▶ _Aim of the exercise_:
Repeat the data verbatim.

▶ _Records from a data collection_:
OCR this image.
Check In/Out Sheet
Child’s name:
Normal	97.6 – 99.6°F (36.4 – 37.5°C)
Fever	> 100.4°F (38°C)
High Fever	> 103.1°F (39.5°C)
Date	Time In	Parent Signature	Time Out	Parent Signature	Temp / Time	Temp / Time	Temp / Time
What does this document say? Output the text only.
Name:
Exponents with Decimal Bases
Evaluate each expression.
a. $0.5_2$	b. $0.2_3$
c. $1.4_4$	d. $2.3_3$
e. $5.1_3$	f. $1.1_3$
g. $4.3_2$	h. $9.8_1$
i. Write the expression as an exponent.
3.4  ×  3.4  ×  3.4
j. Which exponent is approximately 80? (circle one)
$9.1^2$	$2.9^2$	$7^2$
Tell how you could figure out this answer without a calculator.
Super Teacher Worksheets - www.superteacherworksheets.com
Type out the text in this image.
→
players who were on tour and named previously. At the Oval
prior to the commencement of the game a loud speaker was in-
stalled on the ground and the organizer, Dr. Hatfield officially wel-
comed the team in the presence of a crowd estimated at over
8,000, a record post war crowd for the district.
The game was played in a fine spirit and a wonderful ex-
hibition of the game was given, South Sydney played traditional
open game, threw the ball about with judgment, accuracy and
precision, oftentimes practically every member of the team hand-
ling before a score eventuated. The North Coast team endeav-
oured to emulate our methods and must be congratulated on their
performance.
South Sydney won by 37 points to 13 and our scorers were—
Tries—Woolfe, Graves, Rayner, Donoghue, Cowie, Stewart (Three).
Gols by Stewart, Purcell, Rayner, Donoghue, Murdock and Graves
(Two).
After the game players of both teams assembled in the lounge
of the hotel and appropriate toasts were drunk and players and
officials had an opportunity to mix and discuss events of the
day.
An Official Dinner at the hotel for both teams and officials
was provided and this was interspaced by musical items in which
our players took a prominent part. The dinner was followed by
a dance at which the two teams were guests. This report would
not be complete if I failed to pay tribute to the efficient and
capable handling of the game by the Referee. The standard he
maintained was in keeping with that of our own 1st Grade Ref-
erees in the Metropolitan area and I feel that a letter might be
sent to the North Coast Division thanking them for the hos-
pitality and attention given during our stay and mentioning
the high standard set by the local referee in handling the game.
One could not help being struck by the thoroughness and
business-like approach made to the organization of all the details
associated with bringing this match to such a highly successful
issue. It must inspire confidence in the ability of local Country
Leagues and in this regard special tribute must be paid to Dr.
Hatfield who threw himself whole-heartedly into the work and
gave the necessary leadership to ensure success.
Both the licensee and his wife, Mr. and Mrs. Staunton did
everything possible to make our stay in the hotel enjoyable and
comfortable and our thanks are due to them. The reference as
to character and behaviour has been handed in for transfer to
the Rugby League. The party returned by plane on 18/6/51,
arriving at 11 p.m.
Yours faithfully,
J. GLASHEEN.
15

▶ _Worked answer_:
OCR this image.
Check In/Out Sheet
Child’s name:
Normal	97.6 – 99.6°F (36.4 – 37.5°C)
Fever	> 100.4°F (38°C)
High Fever	> 103.1°F (39.5°C)
Date	Time In	Parent Signature	Time Out	Parent Signature	Temp / Time	Temp / Time	Temp / Time
What does this document say? Output the text only.
Name:
Exponents with Decimal Bases
Evaluate each expression.
a. $0.5_2$	b. $0.2_3$
c. $1.4_4$	d. $2.3_3$
e. $5.1_3$	f. $1.1_3$
g. $4.3_2$	h. $9.8_1$
i. Write the expression as an exponent.
3.4  ×  3.4  ×  3.4
j. Which exponent is approximately 80? (circle one)
$9.1^2$	$2.9^2$	$7^2$
Tell how you could figure out this answer without a calculator.
Super Teacher Worksheets - www.superteacherworksheets.com
Type out the text in this image.
→
players who were on tour and named previously. At the Oval
prior to the commencement of the game a loud speaker was in-
stalled on the ground and the organizer, Dr. Hatfield officially wel-
comed the team in the presence of a crowd estimated at over
8,000, a record post war crowd for the district.
The game was played in a fine spirit and a wonderful ex-
hibition of the game was given, South Sydney played traditional
open game, threw the ball about with judgment, accuracy and
precision, oftentimes practically every member of the team hand-
ling before a score eventuated. The North Coast team endeav-
oured to emulate our methods and must be congratulated on their
performance.
South Sydney won by 37 points to 13 and our scorers were—
Tries—Woolfe, Graves, Rayner, Donoghue, Cowie, Stewart (Three).
Gols by Stewart, Purcell, Rayner, Donoghue, Murdock and Graves
(Two).
After the game players of both teams assembled in the lounge
of the hotel and appropriate toasts were drunk and players and
officials had an opportunity to mix and discuss events of the
day.
An Official Dinner at the hotel for both teams and officials
was provided and this was interspaced by musical items in which
our players took a prominent part. The dinner was followed by
a dance at which the two teams were guests. This report would
not be complete if I failed to pay tribute to the efficient and
capable handling of the game by the Referee. The standard he
maintained was in keeping with that of our own 1st Grade Ref-
erees in the Metropolitan area and I feel that a letter might be
sent to the North Coast Division thanking them for the hos-
pitality and attention given during our stay and mentioning
the high standard set by the local referee in handling the game.
One could not help being struck by the thoroughness and
business-like approach made to the organization of all the details
associated with bringing this match to such a highly successful
issue. It must inspire confidence in the ability of local Country
Leagues and in this regard special tribute must be paid to Dr.
Hatfield who threw himself whole-heartedly into the work and
gave the necessary leadership to ensure success.
Both the licensee and his wife, Mr. and Mrs. Staunton did
everything possible to make our stay in the hotel enjoyable and
comfortable and our thanks are due to them. The reference as
to character and behaviour has been handed in for transfer to
the Rugby League. The party returned by plane on 18/6/51,
arriving at 11 p.m.
Yours faithfully,
J. GLASHEEN.
15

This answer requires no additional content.